● Work to be completed
Lines containing the word "emails" are to be located and copied.

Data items
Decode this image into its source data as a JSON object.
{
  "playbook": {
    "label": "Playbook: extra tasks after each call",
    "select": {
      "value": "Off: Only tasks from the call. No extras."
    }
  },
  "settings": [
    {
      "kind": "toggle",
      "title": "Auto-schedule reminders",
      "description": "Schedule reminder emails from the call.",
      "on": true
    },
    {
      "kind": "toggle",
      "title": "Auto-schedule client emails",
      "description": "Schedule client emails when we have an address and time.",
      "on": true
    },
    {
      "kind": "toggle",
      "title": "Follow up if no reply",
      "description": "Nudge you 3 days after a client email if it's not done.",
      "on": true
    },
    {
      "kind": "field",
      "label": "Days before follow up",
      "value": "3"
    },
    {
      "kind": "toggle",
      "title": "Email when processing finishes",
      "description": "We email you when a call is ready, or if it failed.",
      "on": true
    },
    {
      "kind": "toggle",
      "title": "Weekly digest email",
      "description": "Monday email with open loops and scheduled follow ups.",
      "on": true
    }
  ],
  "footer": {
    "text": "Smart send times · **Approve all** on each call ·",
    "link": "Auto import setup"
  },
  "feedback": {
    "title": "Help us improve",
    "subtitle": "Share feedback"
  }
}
* * *
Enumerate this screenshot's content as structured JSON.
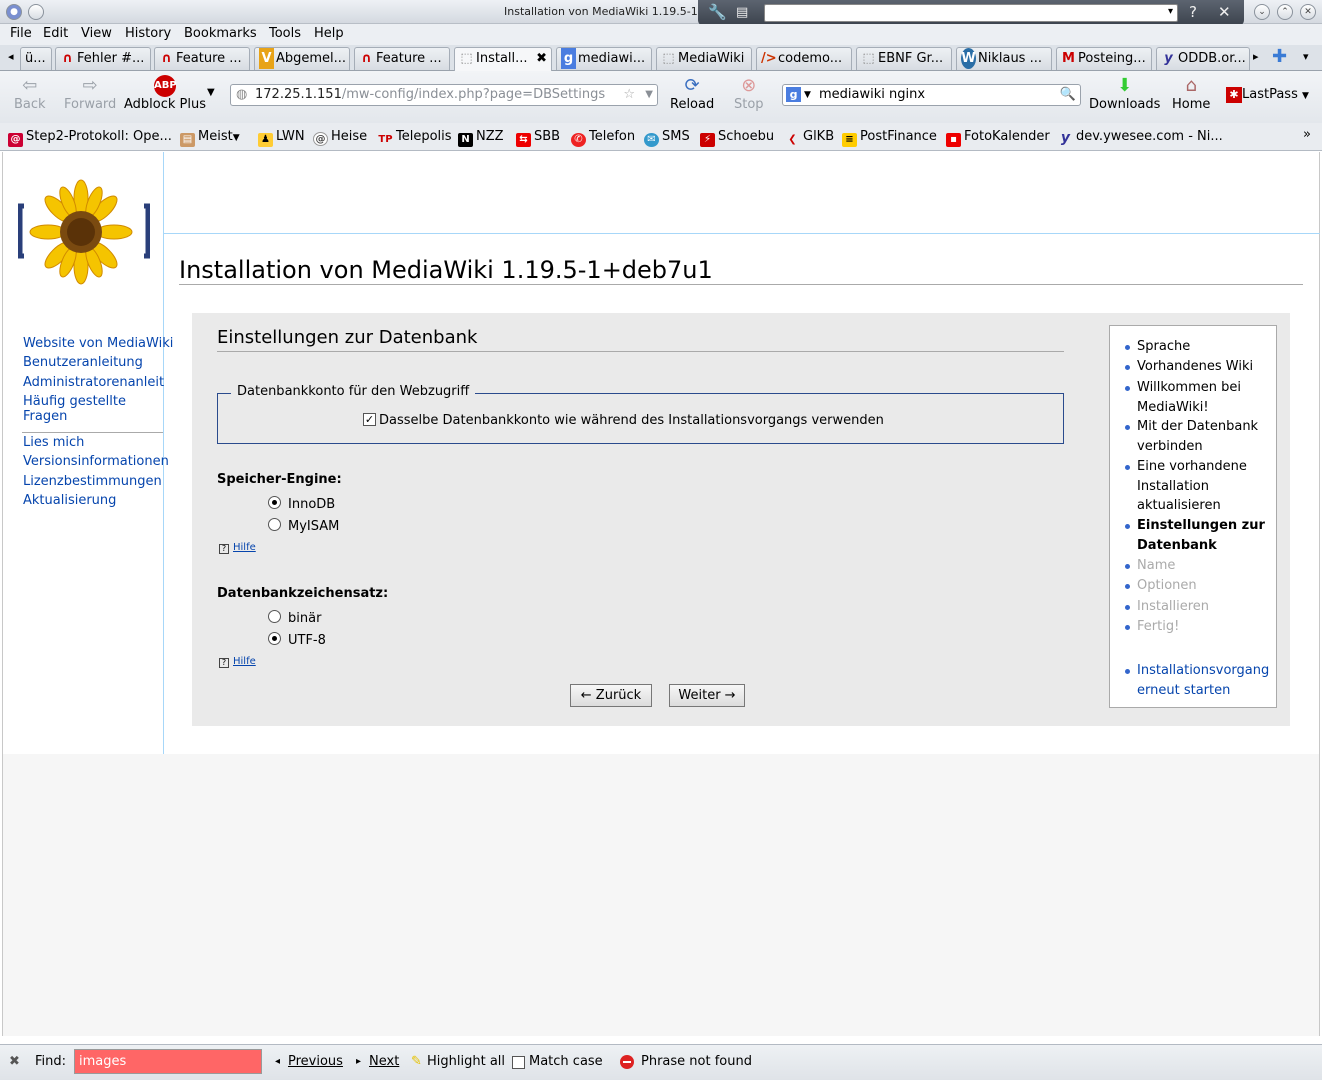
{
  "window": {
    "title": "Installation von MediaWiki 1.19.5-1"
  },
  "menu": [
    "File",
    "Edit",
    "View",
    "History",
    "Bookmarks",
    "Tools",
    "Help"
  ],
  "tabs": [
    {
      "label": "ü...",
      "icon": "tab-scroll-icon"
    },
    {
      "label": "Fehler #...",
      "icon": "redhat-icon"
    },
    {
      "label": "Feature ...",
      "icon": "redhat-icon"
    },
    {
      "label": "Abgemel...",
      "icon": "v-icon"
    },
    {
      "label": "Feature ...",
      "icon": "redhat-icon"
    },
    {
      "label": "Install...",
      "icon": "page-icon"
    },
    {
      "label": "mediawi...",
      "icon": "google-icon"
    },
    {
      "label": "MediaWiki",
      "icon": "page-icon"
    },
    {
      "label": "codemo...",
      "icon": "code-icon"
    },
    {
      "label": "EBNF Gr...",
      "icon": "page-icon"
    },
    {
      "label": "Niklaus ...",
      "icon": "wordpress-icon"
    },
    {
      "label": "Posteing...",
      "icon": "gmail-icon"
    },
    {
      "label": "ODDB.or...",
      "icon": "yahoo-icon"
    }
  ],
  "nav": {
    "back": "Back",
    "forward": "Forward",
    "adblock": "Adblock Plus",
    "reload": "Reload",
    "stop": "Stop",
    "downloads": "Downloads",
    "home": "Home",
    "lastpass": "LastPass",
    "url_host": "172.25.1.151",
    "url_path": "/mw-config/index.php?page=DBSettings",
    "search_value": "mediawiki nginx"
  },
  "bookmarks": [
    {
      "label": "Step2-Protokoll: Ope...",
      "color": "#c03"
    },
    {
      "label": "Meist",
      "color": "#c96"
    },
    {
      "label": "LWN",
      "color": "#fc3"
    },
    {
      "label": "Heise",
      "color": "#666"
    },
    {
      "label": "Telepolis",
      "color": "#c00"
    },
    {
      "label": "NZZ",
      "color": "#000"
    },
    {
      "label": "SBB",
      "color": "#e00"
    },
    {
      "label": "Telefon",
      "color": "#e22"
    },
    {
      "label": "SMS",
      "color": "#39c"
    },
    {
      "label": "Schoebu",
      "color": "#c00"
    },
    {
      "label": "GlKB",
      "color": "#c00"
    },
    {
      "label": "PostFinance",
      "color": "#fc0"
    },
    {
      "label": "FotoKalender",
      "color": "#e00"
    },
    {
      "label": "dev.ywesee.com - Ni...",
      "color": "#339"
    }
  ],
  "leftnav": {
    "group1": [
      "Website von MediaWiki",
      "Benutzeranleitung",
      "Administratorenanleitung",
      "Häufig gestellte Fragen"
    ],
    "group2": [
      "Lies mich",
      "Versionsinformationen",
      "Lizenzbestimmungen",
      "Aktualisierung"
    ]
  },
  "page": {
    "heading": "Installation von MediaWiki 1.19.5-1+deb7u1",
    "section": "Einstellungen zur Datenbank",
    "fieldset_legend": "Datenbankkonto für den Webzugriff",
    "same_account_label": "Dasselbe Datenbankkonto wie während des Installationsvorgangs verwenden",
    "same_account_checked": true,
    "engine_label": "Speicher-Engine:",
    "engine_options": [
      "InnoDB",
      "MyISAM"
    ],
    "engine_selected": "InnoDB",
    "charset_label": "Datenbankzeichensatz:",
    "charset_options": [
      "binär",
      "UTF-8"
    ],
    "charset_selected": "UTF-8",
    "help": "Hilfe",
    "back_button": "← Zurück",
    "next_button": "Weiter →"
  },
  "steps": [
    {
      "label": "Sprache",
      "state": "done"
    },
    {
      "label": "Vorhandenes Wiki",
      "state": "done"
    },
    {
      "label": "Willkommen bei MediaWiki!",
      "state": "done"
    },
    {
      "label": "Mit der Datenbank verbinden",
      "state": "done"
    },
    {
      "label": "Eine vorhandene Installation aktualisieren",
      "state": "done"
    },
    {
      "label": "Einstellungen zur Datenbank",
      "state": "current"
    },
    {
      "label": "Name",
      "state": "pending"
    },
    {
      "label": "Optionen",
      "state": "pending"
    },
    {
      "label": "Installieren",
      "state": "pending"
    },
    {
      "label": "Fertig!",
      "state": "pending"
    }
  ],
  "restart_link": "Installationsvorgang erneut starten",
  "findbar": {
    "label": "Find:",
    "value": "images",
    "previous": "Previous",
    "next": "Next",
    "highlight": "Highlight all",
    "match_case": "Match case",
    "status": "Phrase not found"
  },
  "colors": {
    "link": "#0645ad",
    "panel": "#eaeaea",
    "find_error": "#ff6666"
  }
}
---
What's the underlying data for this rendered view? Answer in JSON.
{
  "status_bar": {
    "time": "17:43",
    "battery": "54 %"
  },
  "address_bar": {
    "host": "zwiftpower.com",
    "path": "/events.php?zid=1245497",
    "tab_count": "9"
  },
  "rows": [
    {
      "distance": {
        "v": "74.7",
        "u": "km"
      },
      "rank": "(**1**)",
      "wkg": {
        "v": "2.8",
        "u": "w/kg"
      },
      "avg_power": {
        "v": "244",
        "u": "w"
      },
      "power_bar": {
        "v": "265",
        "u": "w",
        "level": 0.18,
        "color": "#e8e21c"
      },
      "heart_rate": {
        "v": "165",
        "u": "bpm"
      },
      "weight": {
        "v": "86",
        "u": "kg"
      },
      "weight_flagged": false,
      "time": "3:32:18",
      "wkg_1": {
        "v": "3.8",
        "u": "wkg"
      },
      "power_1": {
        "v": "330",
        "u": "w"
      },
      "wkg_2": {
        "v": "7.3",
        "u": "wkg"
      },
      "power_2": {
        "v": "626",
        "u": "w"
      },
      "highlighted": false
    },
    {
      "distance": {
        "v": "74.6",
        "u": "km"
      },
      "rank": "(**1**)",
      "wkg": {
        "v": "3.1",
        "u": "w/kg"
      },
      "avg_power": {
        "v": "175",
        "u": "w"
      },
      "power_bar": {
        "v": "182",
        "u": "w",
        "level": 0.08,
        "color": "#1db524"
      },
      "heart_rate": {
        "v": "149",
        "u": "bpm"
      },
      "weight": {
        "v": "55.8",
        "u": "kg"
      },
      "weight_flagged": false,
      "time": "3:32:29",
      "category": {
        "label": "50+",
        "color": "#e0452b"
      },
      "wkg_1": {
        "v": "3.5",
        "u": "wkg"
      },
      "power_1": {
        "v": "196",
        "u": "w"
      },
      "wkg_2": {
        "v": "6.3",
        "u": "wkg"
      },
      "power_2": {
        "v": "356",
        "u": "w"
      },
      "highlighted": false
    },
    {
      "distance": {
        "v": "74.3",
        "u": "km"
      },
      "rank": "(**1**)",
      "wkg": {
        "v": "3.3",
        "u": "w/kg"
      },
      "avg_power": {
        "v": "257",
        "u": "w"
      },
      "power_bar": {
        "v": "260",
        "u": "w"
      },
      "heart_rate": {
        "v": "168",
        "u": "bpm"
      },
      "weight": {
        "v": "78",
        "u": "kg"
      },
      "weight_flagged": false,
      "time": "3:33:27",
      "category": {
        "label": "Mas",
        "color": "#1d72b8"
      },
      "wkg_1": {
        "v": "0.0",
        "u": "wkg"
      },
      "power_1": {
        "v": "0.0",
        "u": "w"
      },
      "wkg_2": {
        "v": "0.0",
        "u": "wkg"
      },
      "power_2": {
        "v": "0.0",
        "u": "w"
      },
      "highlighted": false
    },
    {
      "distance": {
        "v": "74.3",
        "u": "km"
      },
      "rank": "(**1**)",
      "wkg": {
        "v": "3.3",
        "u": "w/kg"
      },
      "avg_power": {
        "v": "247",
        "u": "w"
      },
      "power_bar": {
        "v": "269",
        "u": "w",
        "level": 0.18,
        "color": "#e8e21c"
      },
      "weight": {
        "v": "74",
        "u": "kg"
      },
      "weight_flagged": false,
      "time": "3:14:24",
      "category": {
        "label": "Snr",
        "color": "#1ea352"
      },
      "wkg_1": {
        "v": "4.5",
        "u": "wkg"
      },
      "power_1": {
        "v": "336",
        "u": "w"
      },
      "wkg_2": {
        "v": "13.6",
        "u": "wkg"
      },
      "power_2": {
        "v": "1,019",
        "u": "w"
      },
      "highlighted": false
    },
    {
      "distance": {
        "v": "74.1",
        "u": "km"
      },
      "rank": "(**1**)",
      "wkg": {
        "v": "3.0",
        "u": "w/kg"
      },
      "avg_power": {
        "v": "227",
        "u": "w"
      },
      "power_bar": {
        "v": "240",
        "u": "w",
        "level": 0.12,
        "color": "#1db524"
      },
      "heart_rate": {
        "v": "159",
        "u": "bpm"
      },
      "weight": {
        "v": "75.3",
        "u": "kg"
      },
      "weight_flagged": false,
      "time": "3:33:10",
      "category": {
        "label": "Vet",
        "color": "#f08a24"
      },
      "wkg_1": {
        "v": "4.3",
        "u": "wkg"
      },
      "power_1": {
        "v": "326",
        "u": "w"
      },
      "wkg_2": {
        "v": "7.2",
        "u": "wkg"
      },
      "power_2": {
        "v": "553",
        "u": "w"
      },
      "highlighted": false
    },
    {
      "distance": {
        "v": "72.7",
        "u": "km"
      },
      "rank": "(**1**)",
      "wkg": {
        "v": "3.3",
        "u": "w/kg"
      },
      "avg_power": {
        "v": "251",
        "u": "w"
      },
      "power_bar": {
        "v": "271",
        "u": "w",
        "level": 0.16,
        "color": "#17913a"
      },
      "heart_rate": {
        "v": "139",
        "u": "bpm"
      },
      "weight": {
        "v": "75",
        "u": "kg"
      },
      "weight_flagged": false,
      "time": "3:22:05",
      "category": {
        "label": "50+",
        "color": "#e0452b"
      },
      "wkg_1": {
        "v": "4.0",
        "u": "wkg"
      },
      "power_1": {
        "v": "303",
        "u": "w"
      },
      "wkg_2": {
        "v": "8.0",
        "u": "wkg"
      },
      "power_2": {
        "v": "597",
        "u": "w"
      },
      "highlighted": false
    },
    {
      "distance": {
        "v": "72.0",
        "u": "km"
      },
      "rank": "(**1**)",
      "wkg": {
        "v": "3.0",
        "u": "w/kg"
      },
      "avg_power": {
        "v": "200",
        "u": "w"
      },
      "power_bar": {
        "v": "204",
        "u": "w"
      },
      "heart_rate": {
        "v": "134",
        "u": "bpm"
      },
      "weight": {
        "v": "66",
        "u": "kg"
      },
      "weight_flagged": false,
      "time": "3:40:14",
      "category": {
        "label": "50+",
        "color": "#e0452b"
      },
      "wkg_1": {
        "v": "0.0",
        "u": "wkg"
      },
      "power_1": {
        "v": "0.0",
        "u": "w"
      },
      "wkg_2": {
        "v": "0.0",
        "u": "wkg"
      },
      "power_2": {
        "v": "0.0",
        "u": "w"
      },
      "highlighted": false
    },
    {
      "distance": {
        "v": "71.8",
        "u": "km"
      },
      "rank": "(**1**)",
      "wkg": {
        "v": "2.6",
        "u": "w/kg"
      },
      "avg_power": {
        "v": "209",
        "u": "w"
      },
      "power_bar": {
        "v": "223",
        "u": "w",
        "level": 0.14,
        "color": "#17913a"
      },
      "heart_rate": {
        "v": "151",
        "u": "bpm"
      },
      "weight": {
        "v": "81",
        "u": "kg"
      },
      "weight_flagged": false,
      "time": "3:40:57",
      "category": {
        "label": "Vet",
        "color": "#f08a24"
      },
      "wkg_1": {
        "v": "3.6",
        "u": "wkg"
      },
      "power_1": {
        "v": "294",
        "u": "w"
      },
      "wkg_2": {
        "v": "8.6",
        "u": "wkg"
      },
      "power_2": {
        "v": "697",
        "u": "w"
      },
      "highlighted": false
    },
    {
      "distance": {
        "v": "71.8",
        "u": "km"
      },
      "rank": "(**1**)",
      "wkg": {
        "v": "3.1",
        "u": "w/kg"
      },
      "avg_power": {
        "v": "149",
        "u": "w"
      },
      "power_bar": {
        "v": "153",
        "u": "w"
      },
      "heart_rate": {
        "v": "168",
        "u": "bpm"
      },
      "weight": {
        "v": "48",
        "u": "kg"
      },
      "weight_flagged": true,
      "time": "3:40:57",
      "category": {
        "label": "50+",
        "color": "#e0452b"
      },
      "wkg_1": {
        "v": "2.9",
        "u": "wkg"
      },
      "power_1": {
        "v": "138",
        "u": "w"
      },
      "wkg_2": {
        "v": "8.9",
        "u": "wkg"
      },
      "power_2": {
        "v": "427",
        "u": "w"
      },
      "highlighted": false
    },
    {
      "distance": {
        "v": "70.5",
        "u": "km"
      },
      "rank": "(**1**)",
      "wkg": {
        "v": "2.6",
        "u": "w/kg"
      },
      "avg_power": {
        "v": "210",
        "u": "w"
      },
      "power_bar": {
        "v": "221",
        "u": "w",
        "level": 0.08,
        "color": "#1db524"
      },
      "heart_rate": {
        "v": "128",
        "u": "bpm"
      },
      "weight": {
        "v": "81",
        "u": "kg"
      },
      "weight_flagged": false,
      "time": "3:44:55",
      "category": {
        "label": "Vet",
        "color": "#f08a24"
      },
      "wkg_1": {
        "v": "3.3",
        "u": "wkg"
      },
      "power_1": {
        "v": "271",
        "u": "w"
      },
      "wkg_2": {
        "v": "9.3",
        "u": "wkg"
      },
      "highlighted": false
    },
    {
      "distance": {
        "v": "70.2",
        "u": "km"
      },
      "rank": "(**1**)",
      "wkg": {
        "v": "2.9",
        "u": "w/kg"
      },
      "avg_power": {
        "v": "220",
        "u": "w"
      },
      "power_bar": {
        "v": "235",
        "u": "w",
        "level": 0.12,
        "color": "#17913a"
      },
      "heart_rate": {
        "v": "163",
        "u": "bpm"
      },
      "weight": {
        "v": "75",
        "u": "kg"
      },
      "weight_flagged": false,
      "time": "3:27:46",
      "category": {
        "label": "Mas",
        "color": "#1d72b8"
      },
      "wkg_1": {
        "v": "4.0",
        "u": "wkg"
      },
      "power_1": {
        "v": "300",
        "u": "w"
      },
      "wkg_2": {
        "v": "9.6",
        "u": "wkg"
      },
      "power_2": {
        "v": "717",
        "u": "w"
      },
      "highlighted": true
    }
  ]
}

● Solution to the problem
      "description": "Schedule reminder emails from the call.",
      "title": "Auto-schedule client emails",
      "description": "Schedule client emails when we have an address and time.",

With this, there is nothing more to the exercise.